--- Begin Selection ---
Skip to main content.

 

Serious Games Interactive Interview

Over a couple of weeks in April 2010, Currents editorial staffer Dustin D. Stewart conducted an interview by e-mail with Dr. Mikkel Lucas Overby of Serious Games Interactive (SGI). Based in Copenhagen, SGI is an award-winning, research-based developer of games, simulations, and virtual worlds that works with corporations, state agencies, NGOs, and other organizations. As Commercial Director, Dr. Overby serves as a member of SGI's management team. He completed a PhD on the use and performance of strategic alliances at Copenhagen Business School and Stanford University.

Below are highlights from Overby's responses, organized by the major themes on which we based our questions.

Serious Games

There is a vivid debate on whether the term "serious games" is meaningful at all. We [at SGI] believe so. Our take on this is that we consider serious games to be games with a purpose that beyond entertainment. There is no doubt that players can learn from playing most computer games. What distinguishes "serious" from "unserious" games is the extent to which this learning has value outside the game world. It is the serious game designer's task to ensure that the game contains valuable information that can be applied outside the game world. Most often the explicit learning objectives are defined before the game is designed. 

 

Academia

Serious games can be deployed in many contexts and domains (e.g., military, health, corporate, educational). Focusing on the education domain, I think that a lot of teachers are finding it challenging to reap the full benefits from using games in their teaching. Computer games represent a new educational medium, and if you are not familiar with the medium it does require some extra hours of preparation to maximize the output. At the same time, most students are finding it surprising to discover that until a few years ago relatively few people (including academics) understood the value of using games for learning. For many young people today, this is an obvious fact.
--- End Selection ---
--- Begin Information supplied ---
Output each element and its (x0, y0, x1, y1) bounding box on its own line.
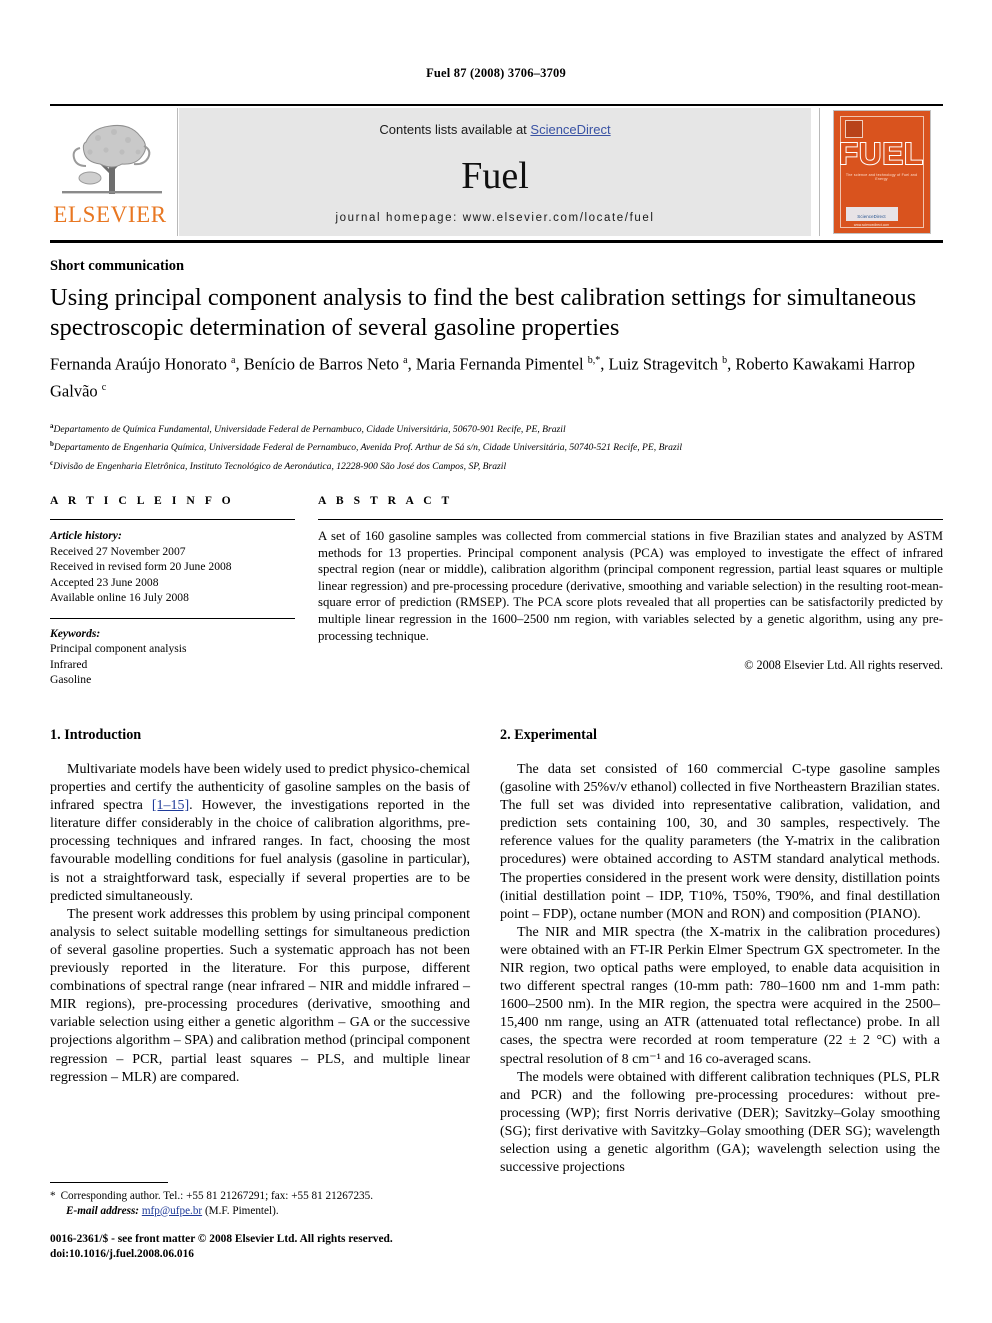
--- End Information supplied ---
» What you need to do
(1) Repeat the interview's passage that begins at the words "Serious games can" and stops after "an obvious fact.", swapping "teachers" for "instructors".
(2) Answer these questions from the interview:
(a) In which city is Serious Games Interactive based?
(b) What position does Dr. Overby hold at the company?
(c) What distinguishes "serious" from "unserious" games?

» Responses to the tasks
(1)
Serious games can be deployed in many contexts and domains (e.g., military, health, corporate, educational). Focusing on the education domain, I think that a lot of instructors are finding it challenging to reap the full benefits from using games in their teaching. Computer games represent a new educational medium, and if you are not familiar with the medium it does require some extra hours of preparation to maximize the output. At the same time, most students are finding it surprising to discover that until a few years ago relatively few people (including academics) understood the value of using games for learning. For many young people today, this is an obvious fact.

(2)
(a) Copenhagen.
(b) Commercial Director.
(c) The extent to which the learning from the game has value outside the game world.